(Records that describe figures)
:::::

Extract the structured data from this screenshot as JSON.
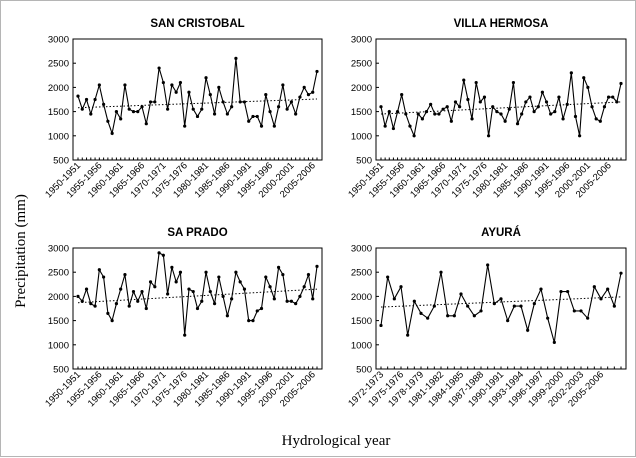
{
  "figure": {
    "ylabel": "Precipitation (mm)",
    "xlabel": "Hydrological year"
  },
  "chart_data": [
    {
      "type": "line",
      "title": "SAN CRISTOBAL",
      "ylim": [
        500,
        3000
      ],
      "yticks": [
        500,
        1000,
        1500,
        2000,
        2500,
        3000
      ],
      "x_start": 1950,
      "xticks": [
        "1950-1951",
        "1955-1956",
        "1960-1961",
        "1965-1966",
        "1970-1971",
        "1975-1976",
        "1980-1981",
        "1985-1986",
        "1990-1991",
        "1995-1996",
        "2000-2001",
        "2005-2006"
      ],
      "x_tick_index": [
        0,
        5,
        10,
        15,
        20,
        25,
        30,
        35,
        40,
        45,
        50,
        55
      ],
      "series": [
        {
          "values": [
            1820,
            1550,
            1750,
            1450,
            1750,
            2050,
            1650,
            1300,
            1050,
            1500,
            1350,
            2050,
            1550,
            1500,
            1500,
            1600,
            1250,
            1700,
            1700,
            2400,
            2100,
            1550,
            2050,
            1900,
            2100,
            1200,
            1900,
            1550,
            1400,
            1550,
            2200,
            1850,
            1450,
            2000,
            1700,
            1450,
            1600,
            2600,
            1700,
            1700,
            1300,
            1400,
            1400,
            1200,
            1850,
            1500,
            1200,
            1600,
            2050,
            1550,
            1700,
            1450,
            1800,
            2000,
            1850,
            1900,
            2330
          ]
        }
      ],
      "trend": [
        1580,
        1760
      ],
      "grid": false
    },
    {
      "type": "line",
      "title": "VILLA HERMOSA",
      "ylim": [
        500,
        3000
      ],
      "yticks": [
        500,
        1000,
        1500,
        2000,
        2500,
        3000
      ],
      "x_start": 1950,
      "xticks": [
        "1950-1951",
        "1955-1956",
        "1960-1961",
        "1965-1966",
        "1970-1971",
        "1975-1976",
        "1980-1981",
        "1985-1986",
        "1990-1991",
        "1995-1996",
        "2000-2001",
        "2005-2006"
      ],
      "x_tick_index": [
        0,
        5,
        10,
        15,
        20,
        25,
        30,
        35,
        40,
        45,
        50,
        55
      ],
      "series": [
        {
          "values": [
            1600,
            1200,
            1500,
            1150,
            1500,
            1850,
            1450,
            1200,
            1000,
            1450,
            1350,
            1500,
            1650,
            1450,
            1450,
            1550,
            1600,
            1300,
            1700,
            1600,
            2150,
            1750,
            1350,
            2100,
            1700,
            1800,
            1000,
            1600,
            1500,
            1450,
            1300,
            1550,
            2100,
            1250,
            1450,
            1700,
            1800,
            1500,
            1600,
            1900,
            1700,
            1450,
            1500,
            1800,
            1350,
            1650,
            2300,
            1400,
            1000,
            2200,
            2000,
            1600,
            1350,
            1300,
            1600,
            1800,
            1800,
            1700,
            2080
          ]
        }
      ],
      "trend": [
        1450,
        1700
      ],
      "grid": false
    },
    {
      "type": "line",
      "title": "SA PRADO",
      "ylim": [
        500,
        3000
      ],
      "yticks": [
        500,
        1000,
        1500,
        2000,
        2500,
        3000
      ],
      "x_start": 1950,
      "xticks": [
        "1950-1951",
        "1955-1956",
        "1960-1961",
        "1965-1966",
        "1970-1971",
        "1975-1976",
        "1980-1981",
        "1985-1986",
        "1990-1991",
        "1995-1996",
        "2000-2001",
        "2005-2006"
      ],
      "x_tick_index": [
        0,
        5,
        10,
        15,
        20,
        25,
        30,
        35,
        40,
        45,
        50,
        55
      ],
      "series": [
        {
          "values": [
            2000,
            1900,
            2150,
            1850,
            1800,
            2550,
            2400,
            1650,
            1500,
            1850,
            2150,
            2450,
            1800,
            2100,
            1900,
            2100,
            1750,
            2300,
            2200,
            2900,
            2850,
            2050,
            2600,
            2300,
            2500,
            1200,
            2150,
            2100,
            1750,
            1900,
            2500,
            2100,
            1850,
            2400,
            2000,
            1600,
            1950,
            2500,
            2300,
            2150,
            1500,
            1500,
            1700,
            1750,
            2400,
            2200,
            1950,
            2600,
            2450,
            1900,
            1900,
            1850,
            2000,
            2200,
            2450,
            1950,
            2620
          ]
        }
      ],
      "trend": [
        1870,
        2150
      ],
      "grid": false
    },
    {
      "type": "line",
      "title": "AYURÁ",
      "ylim": [
        500,
        3000
      ],
      "yticks": [
        500,
        1000,
        1500,
        2000,
        2500,
        3000
      ],
      "x_start": 1972,
      "xticks": [
        "1972-1973",
        "1975-1976",
        "1978-1979",
        "1981-1982",
        "1984-1985",
        "1987-1988",
        "1990-1991",
        "1993-1994",
        "1996-1997",
        "1999-2000",
        "2002-2003",
        "2005-2006"
      ],
      "x_tick_index": [
        0,
        3,
        6,
        9,
        12,
        15,
        18,
        21,
        24,
        27,
        30,
        33
      ],
      "series": [
        {
          "values": [
            1400,
            2400,
            1950,
            2200,
            1200,
            1900,
            1650,
            1550,
            1800,
            2500,
            1600,
            1600,
            2050,
            1800,
            1600,
            1700,
            2650,
            1850,
            1950,
            1500,
            1800,
            1800,
            1300,
            1850,
            2150,
            1550,
            1050,
            2100,
            2100,
            1700,
            1700,
            1550,
            2200,
            1950,
            2150,
            1800,
            2480
          ]
        }
      ],
      "trend": [
        1780,
        1990
      ],
      "grid": false
    }
  ]
}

:::::

> TASK TO COMPLETE
Omit the pictures, then output the rest of the listing exactly.

> ANSWER BELOW
Extract the structured data from this screenshot as JSON.
{
  "figure": {
    "ylabel": "Precipitation (mm)",
    "xlabel": "Hydrological year"
  },
  "chart_data": [
    {
      "type": "line",
      "title": "SAN CRISTOBAL",
      "ylim": [
        500,
        3000
      ],
      "yticks": [
        500,
        1000,
        1500,
        2000,
        2500,
        3000
      ],
      "x_start": 1950,
      "xticks": [
        "1950-1951",
        "1955-1956",
        "1960-1961",
        "1965-1966",
        "1970-1971",
        "1975-1976",
        "1980-1981",
        "1985-1986",
        "1990-1991",
        "1995-1996",
        "2000-2001",
        "2005-2006"
      ],
      "x_tick_index": [
        0,
        5,
        10,
        15,
        20,
        25,
        30,
        35,
        40,
        45,
        50,
        55
      ],
      "series": [
        {
          "values": [
            1820,
            1550,
            1750,
            1450,
            1750,
            2050,
            1650,
            1300,
            1050,
            1500,
            1350,
            2050,
            1550,
            1500,
            1500,
            1600,
            1250,
            1700,
            1700,
            2400,
            2100,
            1550,
            2050,
            1900,
            2100,
            1200,
            1900,
            1550,
            1400,
            1550,
            2200,
            1850,
            1450,
            2000,
            1700,
            1450,
            1600,
            2600,
            1700,
            1700,
            1300,
            1400,
            1400,
            1200,
            1850,
            1500,
            1200,
            1600,
            2050,
            1550,
            1700,
            1450,
            1800,
            2000,
            1850,
            1900,
            2330
          ]
        }
      ],
      "trend": [
        1580,
        1760
      ],
      "grid": false
    },
    {
      "type": "line",
      "title": "VILLA HERMOSA",
      "ylim": [
        500,
        3000
      ],
      "yticks": [
        500,
        1000,
        1500,
        2000,
        2500,
        3000
      ],
      "x_start": 1950,
      "xticks": [
        "1950-1951",
        "1955-1956",
        "1960-1961",
        "1965-1966",
        "1970-1971",
        "1975-1976",
        "1980-1981",
        "1985-1986",
        "1990-1991",
        "1995-1996",
        "2000-2001",
        "2005-2006"
      ],
      "x_tick_index": [
        0,
        5,
        10,
        15,
        20,
        25,
        30,
        35,
        40,
        45,
        50,
        55
      ],
      "series": [
        {
          "values": [
            1600,
            1200,
            1500,
            1150,
            1500,
            1850,
            1450,
            1200,
            1000,
            1450,
            1350,
            1500,
            1650,
            1450,
            1450,
            1550,
            1600,
            1300,
            1700,
            1600,
            2150,
            1750,
            1350,
            2100,
            1700,
            1800,
            1000,
            1600,
            1500,
            1450,
            1300,
            1550,
            2100,
            1250,
            1450,
            1700,
            1800,
            1500,
            1600,
            1900,
            1700,
            1450,
            1500,
            1800,
            1350,
            1650,
            2300,
            1400,
            1000,
            2200,
            2000,
            1600,
            1350,
            1300,
            1600,
            1800,
            1800,
            1700,
            2080
          ]
        }
      ],
      "trend": [
        1450,
        1700
      ],
      "grid": false
    },
    {
      "type": "line",
      "title": "SA PRADO",
      "ylim": [
        500,
        3000
      ],
      "yticks": [
        500,
        1000,
        1500,
        2000,
        2500,
        3000
      ],
      "x_start": 1950,
      "xticks": [
        "1950-1951",
        "1955-1956",
        "1960-1961",
        "1965-1966",
        "1970-1971",
        "1975-1976",
        "1980-1981",
        "1985-1986",
        "1990-1991",
        "1995-1996",
        "2000-2001",
        "2005-2006"
      ],
      "x_tick_index": [
        0,
        5,
        10,
        15,
        20,
        25,
        30,
        35,
        40,
        45,
        50,
        55
      ],
      "series": [
        {
          "values": [
            2000,
            1900,
            2150,
            1850,
            1800,
            2550,
            2400,
            1650,
            1500,
            1850,
            2150,
            2450,
            1800,
            2100,
            1900,
            2100,
            1750,
            2300,
            2200,
            2900,
            2850,
            2050,
            2600,
            2300,
            2500,
            1200,
            2150,
            2100,
            1750,
            1900,
            2500,
            2100,
            1850,
            2400,
            2000,
            1600,
            1950,
            2500,
            2300,
            2150,
            1500,
            1500,
            1700,
            1750,
            2400,
            2200,
            1950,
            2600,
            2450,
            1900,
            1900,
            1850,
            2000,
            2200,
            2450,
            1950,
            2620
          ]
        }
      ],
      "trend": [
        1870,
        2150
      ],
      "grid": false
    },
    {
      "type": "line",
      "title": "AYURÁ",
      "ylim": [
        500,
        3000
      ],
      "yticks": [
        500,
        1000,
        1500,
        2000,
        2500,
        3000
      ],
      "x_start": 1972,
      "xticks": [
        "1972-1973",
        "1975-1976",
        "1978-1979",
        "1981-1982",
        "1984-1985",
        "1987-1988",
        "1990-1991",
        "1993-1994",
        "1996-1997",
        "1999-2000",
        "2002-2003",
        "2005-2006"
      ],
      "x_tick_index": [
        0,
        3,
        6,
        9,
        12,
        15,
        18,
        21,
        24,
        27,
        30,
        33
      ],
      "series": [
        {
          "values": [
            1400,
            2400,
            1950,
            2200,
            1200,
            1900,
            1650,
            1550,
            1800,
            2500,
            1600,
            1600,
            2050,
            1800,
            1600,
            1700,
            2650,
            1850,
            1950,
            1500,
            1800,
            1800,
            1300,
            1850,
            2150,
            1550,
            1050,
            2100,
            2100,
            1700,
            1700,
            1550,
            2200,
            1950,
            2150,
            1800,
            2480
          ]
        }
      ],
      "trend": [
        1780,
        1990
      ],
      "grid": false
    }
  ]
}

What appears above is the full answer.